======== MATERIAL PROVIDED

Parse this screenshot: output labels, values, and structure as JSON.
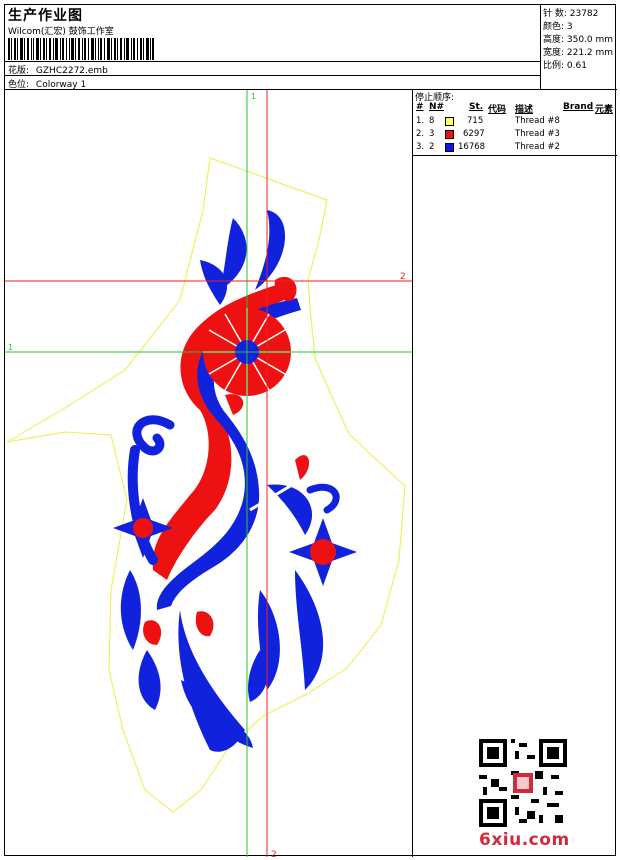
{
  "header": {
    "title": "生产作业图",
    "studio": "Wilcom(汇宏) 鼓饰工作室",
    "pattern_label": "花版:",
    "pattern_value": "GZHC2272.emb",
    "colorway_label": "色位:",
    "colorway_value": "Colorway 1"
  },
  "stats": {
    "stitches": "针 数: 23782",
    "colors": "颜色: 3",
    "height": "高度: 350.0 mm",
    "width": "宽度: 221.2 mm",
    "scale": "比例: 0.61"
  },
  "guides": {
    "vertical_1": "1",
    "vertical_2": "2",
    "horizontal_1": "1",
    "horizontal_2": "2"
  },
  "stop_sequence": {
    "title": "停止顺序:",
    "headers": {
      "num": "#",
      "needle": "N#",
      "stitches": "St.",
      "code": "代码",
      "desc": "描述",
      "brand": "Brand",
      "element": "元素"
    },
    "rows": [
      {
        "num": "1.",
        "needle": "8",
        "color": "#ffff66",
        "stitches": "715",
        "desc": "Thread #8"
      },
      {
        "num": "2.",
        "needle": "3",
        "color": "#ee1111",
        "stitches": "6297",
        "desc": "Thread #3"
      },
      {
        "num": "3.",
        "needle": "2",
        "color": "#1111ee",
        "stitches": "16768",
        "desc": "Thread #2"
      }
    ]
  },
  "colors": {
    "yellow_outline": "#eeee44",
    "red_thread": "#ee1111",
    "blue_thread": "#1122dd",
    "guide_green": "#22cc22",
    "guide_red": "#ee2222"
  },
  "watermark": {
    "text": "6xiu.com"
  }
}
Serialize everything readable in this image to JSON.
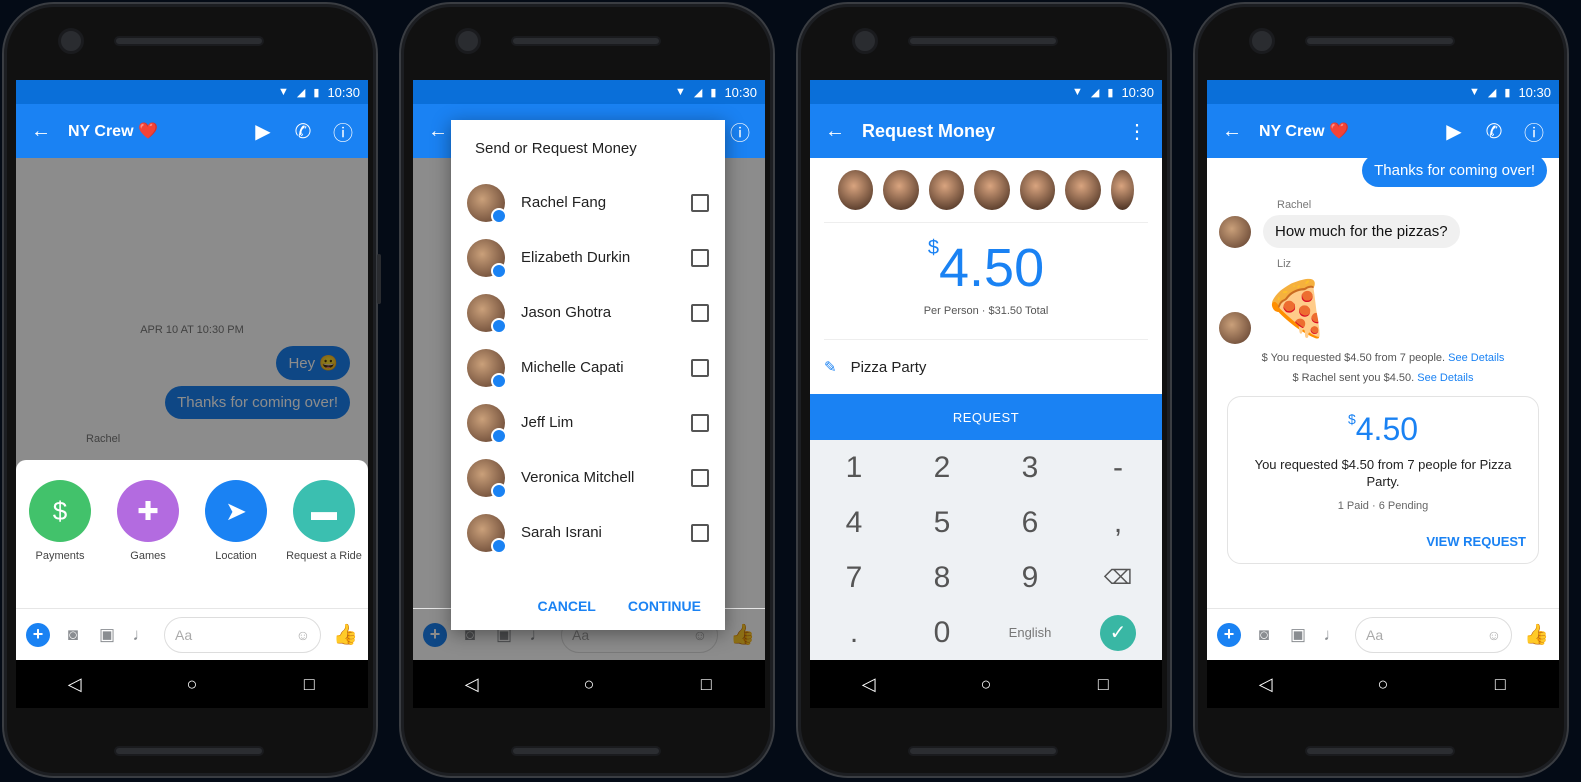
{
  "status": {
    "time": "10:30"
  },
  "screen1": {
    "title": "NY Crew ❤️",
    "date": "APR 10 AT 10:30 PM",
    "messages": [
      "Hey 😀",
      "Thanks for coming over!"
    ],
    "sender": "Rachel",
    "apps": [
      {
        "label": "Payments",
        "color": "#42c26b",
        "icon": "dollar-icon"
      },
      {
        "label": "Games",
        "color": "#b36be0",
        "icon": "gamepad-icon"
      },
      {
        "label": "Location",
        "color": "#1a82f3",
        "icon": "location-arrow-icon"
      },
      {
        "label": "Request a Ride",
        "color": "#3bbfb0",
        "icon": "car-icon"
      }
    ],
    "composer_placeholder": "Aa"
  },
  "screen2": {
    "dialog_title": "Send or Request Money",
    "contacts": [
      "Rachel Fang",
      "Elizabeth Durkin",
      "Jason Ghotra",
      "Michelle Capati",
      "Jeff Lim",
      "Veronica Mitchell",
      "Sarah Israni"
    ],
    "cancel": "CANCEL",
    "continue": "CONTINUE"
  },
  "screen3": {
    "title": "Request Money",
    "currency": "$",
    "amount": "4.50",
    "per_person": "Per Person · $31.50 Total",
    "memo": "Pizza Party",
    "request": "REQUEST",
    "keys": [
      "1",
      "2",
      "3",
      "-",
      "4",
      "5",
      "6",
      ",",
      "7",
      "8",
      "9",
      "⌫",
      ".",
      "0",
      "English",
      "✓"
    ]
  },
  "screen4": {
    "title": "NY Crew ❤️",
    "out_message": "Thanks for coming over!",
    "sender1": "Rachel",
    "in_message": "How much for the pizzas?",
    "sender2": "Liz",
    "sys1": "You requested $4.50 from 7 people.",
    "sys2": "Rachel sent you $4.50.",
    "see_details": "See Details",
    "card_currency": "$",
    "card_amount": "4.50",
    "card_desc": "You requested $4.50 from 7 people for Pizza Party.",
    "card_status": "1 Paid · 6 Pending",
    "view_request": "VIEW REQUEST"
  }
}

================

▸ **SHORT EXERCISE**
Leave the pictures out and reproduce all of the records exactly.

▸ **CORRECT RESPONSE**
Parse this screenshot: output labels, values, and structure as JSON.
{
  "header": {
    "title": "生产作业图",
    "studio": "Wilcom(汇宏) 鼓饰工作室",
    "pattern_label": "花版:",
    "pattern_value": "GZHC2272.emb",
    "colorway_label": "色位:",
    "colorway_value": "Colorway 1"
  },
  "stats": {
    "stitches": "针 数: 23782",
    "colors": "颜色: 3",
    "height": "高度: 350.0 mm",
    "width": "宽度: 221.2 mm",
    "scale": "比例: 0.61"
  },
  "guides": {
    "vertical_1": "1",
    "vertical_2": "2",
    "horizontal_1": "1",
    "horizontal_2": "2"
  },
  "stop_sequence": {
    "title": "停止顺序:",
    "headers": {
      "num": "#",
      "needle": "N#",
      "stitches": "St.",
      "code": "代码",
      "desc": "描述",
      "brand": "Brand",
      "element": "元素"
    },
    "rows": [
      {
        "num": "1.",
        "needle": "8",
        "color": "#ffff66",
        "stitches": "715",
        "desc": "Thread #8"
      },
      {
        "num": "2.",
        "needle": "3",
        "color": "#ee1111",
        "stitches": "6297",
        "desc": "Thread #3"
      },
      {
        "num": "3.",
        "needle": "2",
        "color": "#1111ee",
        "stitches": "16768",
        "desc": "Thread #2"
      }
    ]
  },
  "colors": {
    "yellow_outline": "#eeee44",
    "red_thread": "#ee1111",
    "blue_thread": "#1122dd",
    "guide_green": "#22cc22",
    "guide_red": "#ee2222"
  },
  "watermark": {
    "text": "6xiu.com"
  }
}
Serialize everything readable in this image to JSON.
{
  "status": {
    "time": "10:30"
  },
  "screen1": {
    "title": "NY Crew ❤️",
    "date": "APR 10 AT 10:30 PM",
    "messages": [
      "Hey 😀",
      "Thanks for coming over!"
    ],
    "sender": "Rachel",
    "apps": [
      {
        "label": "Payments",
        "color": "#42c26b",
        "icon": "dollar-icon"
      },
      {
        "label": "Games",
        "color": "#b36be0",
        "icon": "gamepad-icon"
      },
      {
        "label": "Location",
        "color": "#1a82f3",
        "icon": "location-arrow-icon"
      },
      {
        "label": "Request a Ride",
        "color": "#3bbfb0",
        "icon": "car-icon"
      }
    ],
    "composer_placeholder": "Aa"
  },
  "screen2": {
    "dialog_title": "Send or Request Money",
    "contacts": [
      "Rachel Fang",
      "Elizabeth Durkin",
      "Jason Ghotra",
      "Michelle Capati",
      "Jeff Lim",
      "Veronica Mitchell",
      "Sarah Israni"
    ],
    "cancel": "CANCEL",
    "continue": "CONTINUE"
  },
  "screen3": {
    "title": "Request Money",
    "currency": "$",
    "amount": "4.50",
    "per_person": "Per Person · $31.50 Total",
    "memo": "Pizza Party",
    "request": "REQUEST",
    "keys": [
      "1",
      "2",
      "3",
      "-",
      "4",
      "5",
      "6",
      ",",
      "7",
      "8",
      "9",
      "⌫",
      ".",
      "0",
      "English",
      "✓"
    ]
  },
  "screen4": {
    "title": "NY Crew ❤️",
    "out_message": "Thanks for coming over!",
    "sender1": "Rachel",
    "in_message": "How much for the pizzas?",
    "sender2": "Liz",
    "sys1": "You requested $4.50 from 7 people.",
    "sys2": "Rachel sent you $4.50.",
    "see_details": "See Details",
    "card_currency": "$",
    "card_amount": "4.50",
    "card_desc": "You requested $4.50 from 7 people for Pizza Party.",
    "card_status": "1 Paid · 6 Pending",
    "view_request": "VIEW REQUEST"
  }
}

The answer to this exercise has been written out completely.